The request:
Report each line of the data that has "their" somewhere in it.

Records for this task:

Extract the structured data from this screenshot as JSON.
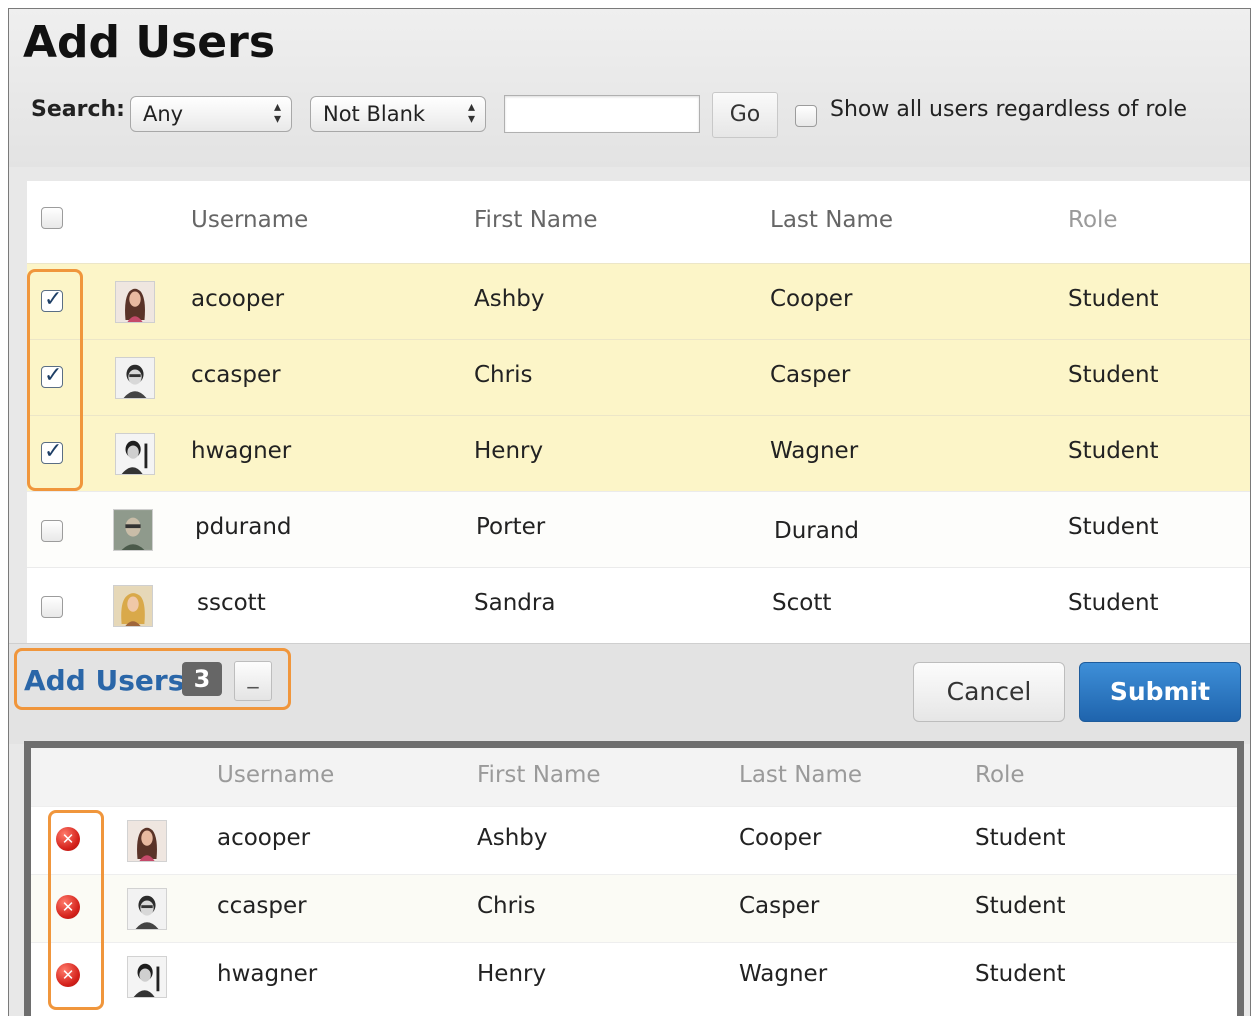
{
  "page": {
    "title": "Add Users"
  },
  "search": {
    "label": "Search:",
    "field_select": "Any",
    "operator_select": "Not Blank",
    "query_value": "",
    "go_label": "Go",
    "show_all_label": "Show all users regardless of role",
    "show_all_checked": false
  },
  "table": {
    "columns": [
      "Username",
      "First Name",
      "Last Name",
      "Role"
    ],
    "rows": [
      {
        "username": "acooper",
        "first_name": "Ashby",
        "last_name": "Cooper",
        "role": "Student",
        "checked": true,
        "avatar": "woman-long-hair-avatar"
      },
      {
        "username": "ccasper",
        "first_name": "Chris",
        "last_name": "Casper",
        "role": "Student",
        "checked": true,
        "avatar": "man-avatar"
      },
      {
        "username": "hwagner",
        "first_name": "Henry",
        "last_name": "Wagner",
        "role": "Student",
        "checked": true,
        "avatar": "man-bw-avatar"
      },
      {
        "username": "pdurand",
        "first_name": "Porter",
        "last_name": "Durand",
        "role": "Student",
        "checked": false,
        "avatar": "man-glasses-avatar"
      },
      {
        "username": "sscott",
        "first_name": "Sandra",
        "last_name": "Scott",
        "role": "Student",
        "checked": false,
        "avatar": "woman-blonde-avatar"
      }
    ]
  },
  "footer": {
    "add_users_label": "Add Users",
    "selected_count": "3",
    "collapse_label": "_",
    "cancel_label": "Cancel",
    "submit_label": "Submit"
  },
  "selected_panel": {
    "columns": [
      "Username",
      "First Name",
      "Last Name",
      "Role"
    ],
    "rows": [
      {
        "username": "acooper",
        "first_name": "Ashby",
        "last_name": "Cooper",
        "role": "Student"
      },
      {
        "username": "ccasper",
        "first_name": "Chris",
        "last_name": "Casper",
        "role": "Student"
      },
      {
        "username": "hwagner",
        "first_name": "Henry",
        "last_name": "Wagner",
        "role": "Student"
      }
    ]
  },
  "colors": {
    "highlight": "#f0963c",
    "selected_row": "#fcf5c8",
    "submit": "#2a72bc",
    "link": "#2a66a8",
    "remove_icon": "#d3201a"
  }
}
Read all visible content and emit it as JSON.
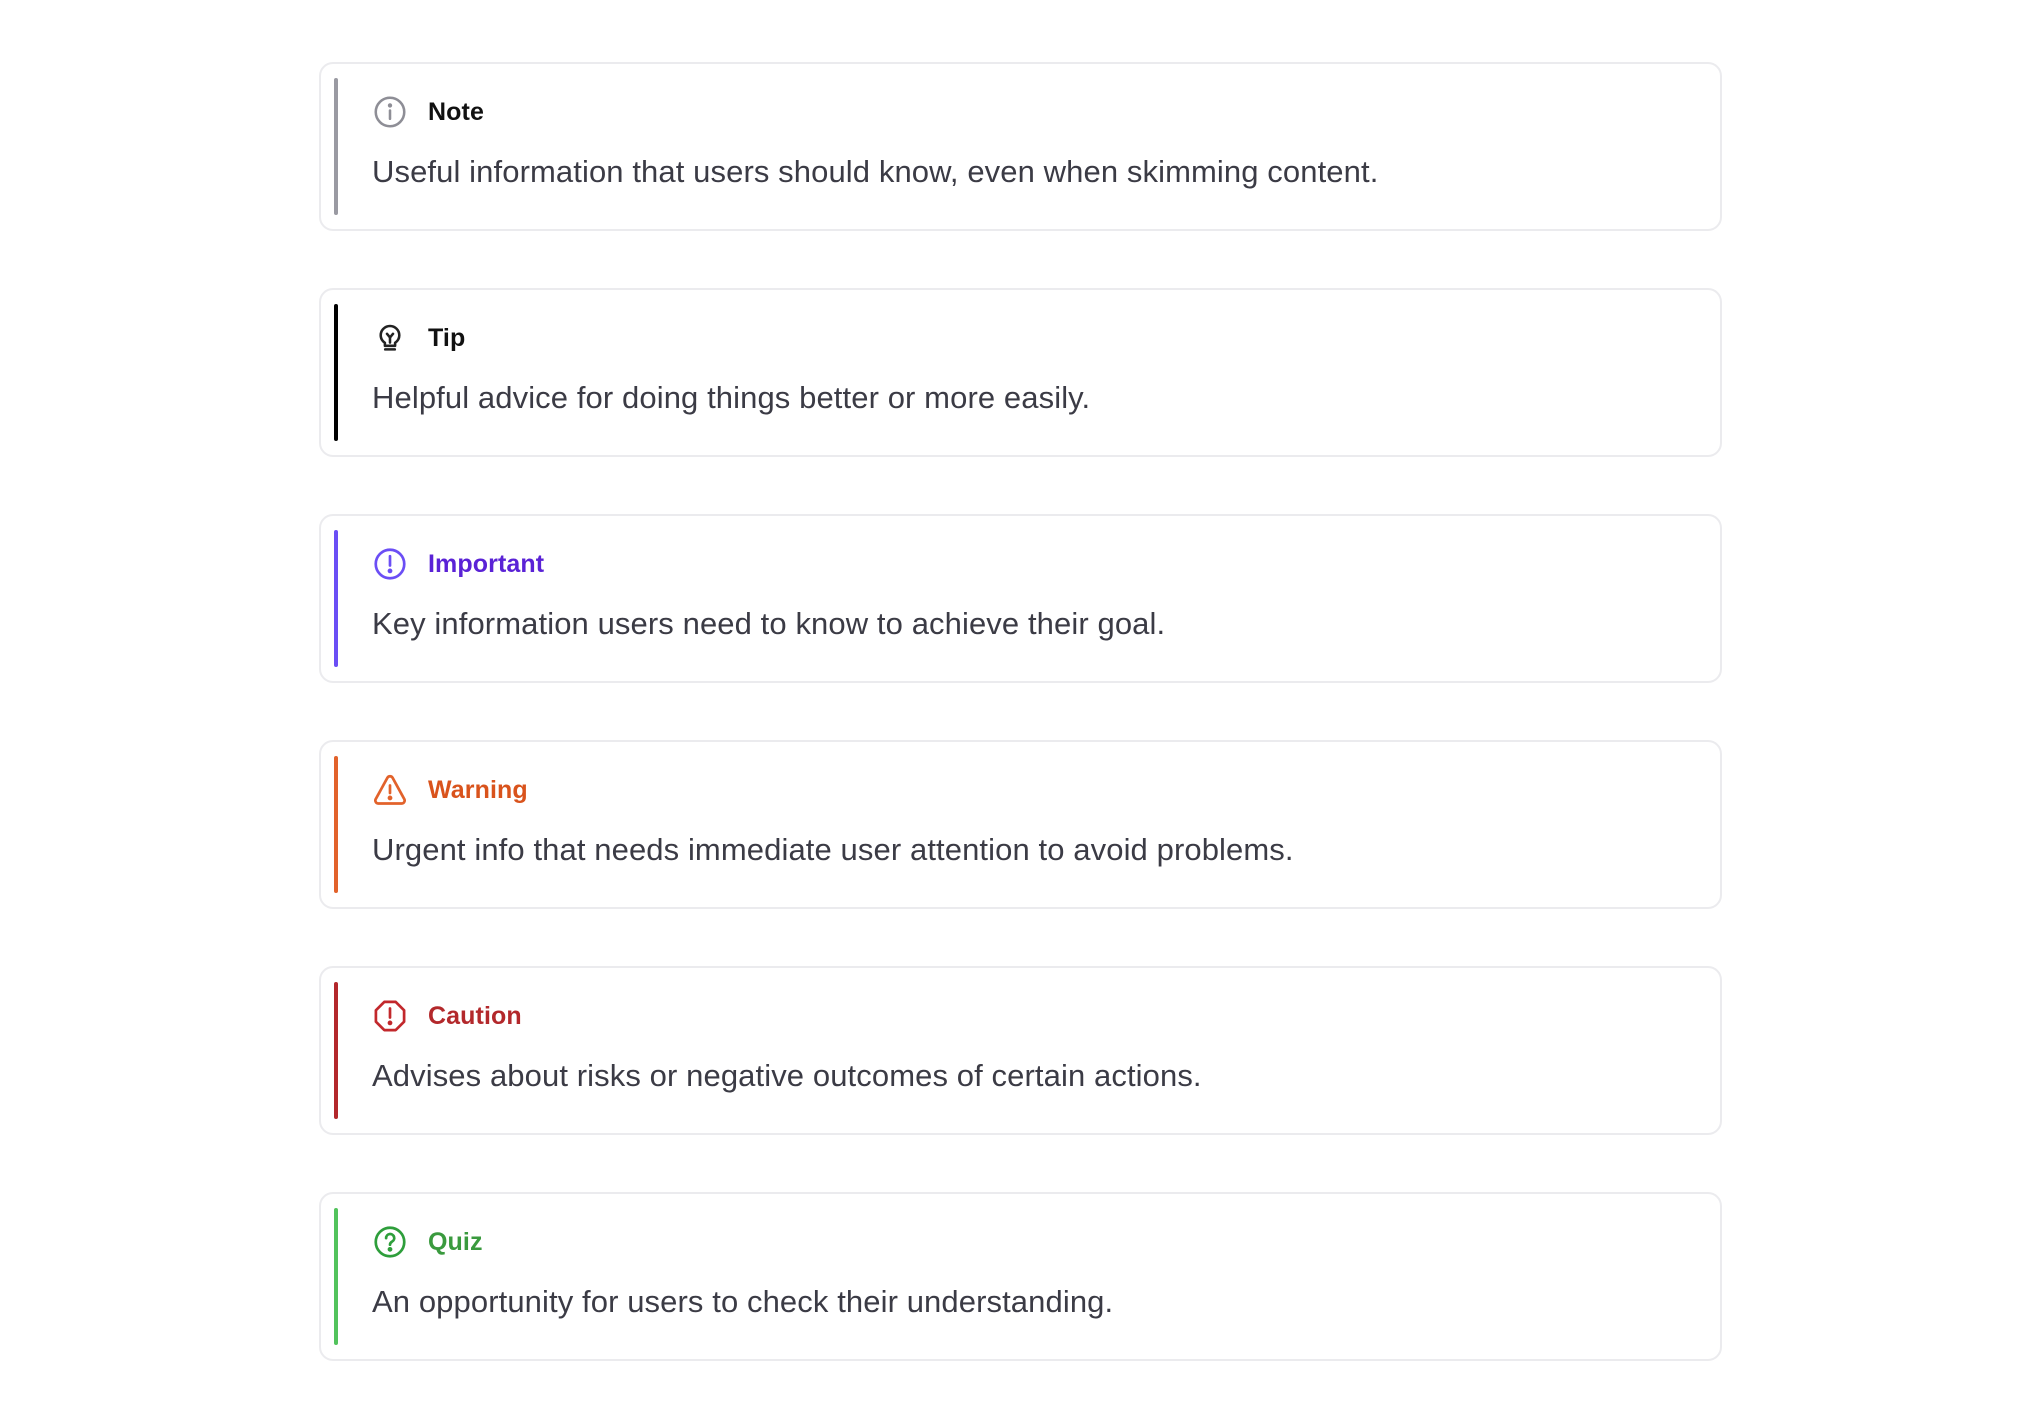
{
  "callouts": [
    {
      "key": "note",
      "icon": "info-icon",
      "title": "Note",
      "text": "Useful information that users should know, even when skimming content.",
      "accent": "#9a9aa2",
      "icon_color": "#8e8e96",
      "title_color": "#111111"
    },
    {
      "key": "tip",
      "icon": "lightbulb-icon",
      "title": "Tip",
      "text": "Helpful advice for doing things better or more easily.",
      "accent": "#000000",
      "icon_color": "#222222",
      "title_color": "#111111"
    },
    {
      "key": "important",
      "icon": "exclamation-circle-icon",
      "title": "Important",
      "text": "Key information users need to know to achieve their goal.",
      "accent": "#6b4ef5",
      "icon_color": "#6b4ef5",
      "title_color": "#5a22d6"
    },
    {
      "key": "warning",
      "icon": "warning-triangle-icon",
      "title": "Warning",
      "text": "Urgent info that needs immediate user attention to avoid problems.",
      "accent": "#e2622b",
      "icon_color": "#e2622b",
      "title_color": "#d9531c"
    },
    {
      "key": "caution",
      "icon": "stop-octagon-icon",
      "title": "Caution",
      "text": "Advises about risks or negative outcomes of certain actions.",
      "accent": "#b3282b",
      "icon_color": "#c2282c",
      "title_color": "#b3282b"
    },
    {
      "key": "quiz",
      "icon": "question-circle-icon",
      "title": "Quiz",
      "text": "An opportunity for users to check their understanding.",
      "accent": "#52c35c",
      "icon_color": "#2e9e3b",
      "title_color": "#3a9a3e"
    }
  ]
}
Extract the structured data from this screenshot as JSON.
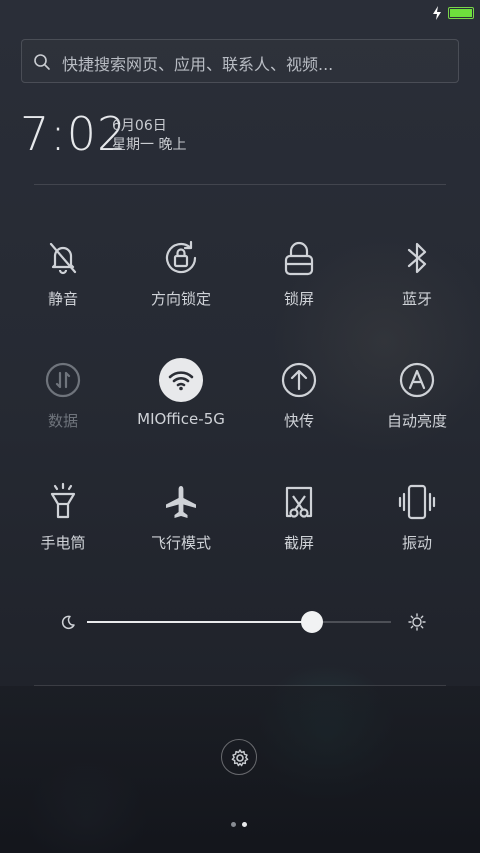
{
  "status_bar": {
    "battery_level": 1.0,
    "charging": true,
    "battery_color": "#6ee03c"
  },
  "search": {
    "placeholder": "快捷搜索网页、应用、联系人、视频..."
  },
  "clock": {
    "time": "7:02",
    "date": "6月06日",
    "weekday": "星期一 晚上"
  },
  "toggles": [
    {
      "label": "静音",
      "icon": "bell-off-icon",
      "active": false
    },
    {
      "label": "方向锁定",
      "icon": "rotation-lock-icon",
      "active": false
    },
    {
      "label": "锁屏",
      "icon": "lock-icon",
      "active": false
    },
    {
      "label": "蓝牙",
      "icon": "bluetooth-icon",
      "active": false
    },
    {
      "label": "数据",
      "icon": "mobile-data-icon",
      "active": false,
      "disabled": true
    },
    {
      "label": "MIOffice-5G",
      "icon": "wifi-icon",
      "active": true
    },
    {
      "label": "快传",
      "icon": "upload-icon",
      "active": false
    },
    {
      "label": "自动亮度",
      "icon": "auto-brightness-icon",
      "active": false
    },
    {
      "label": "手电筒",
      "icon": "flashlight-icon",
      "active": false
    },
    {
      "label": "飞行模式",
      "icon": "airplane-icon",
      "active": false
    },
    {
      "label": "截屏",
      "icon": "screenshot-icon",
      "active": false
    },
    {
      "label": "振动",
      "icon": "vibrate-icon",
      "active": false
    }
  ],
  "brightness": {
    "level": 0.74
  },
  "pager": {
    "pages": 2,
    "current": 2
  },
  "colors": {
    "accent": "#e8e9eb",
    "text": "#cfd2d7",
    "disabled_text": "#6f747c"
  }
}
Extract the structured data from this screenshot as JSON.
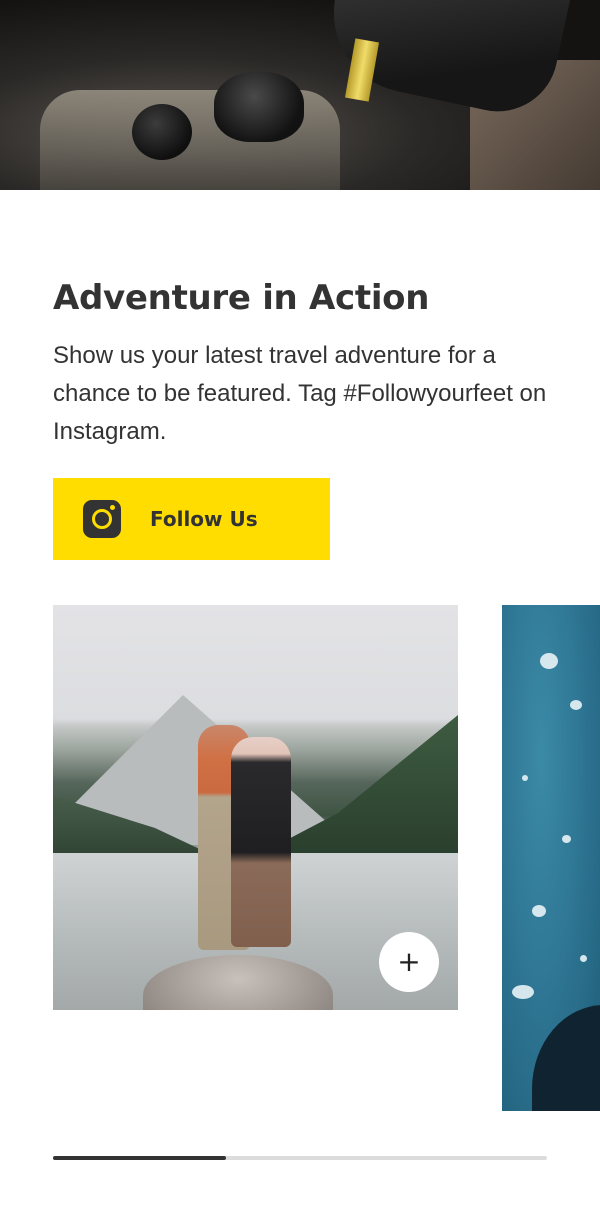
{
  "section": {
    "title": "Adventure in Action",
    "description": "Show us your latest travel adventure for a chance to be featured. Tag #Followyourfeet on Instagram."
  },
  "follow_button": {
    "label": "Follow Us",
    "icon": "instagram-icon"
  },
  "gallery": {
    "add_button_label": "+",
    "progress": 0.35
  },
  "colors": {
    "accent": "#ffdd00",
    "text": "#333333",
    "track": "#dcdcdc"
  }
}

Solution:
      "text": "Key information users need to know to achieve their goal.",
      "text": "An opportunity for users to check their understanding.",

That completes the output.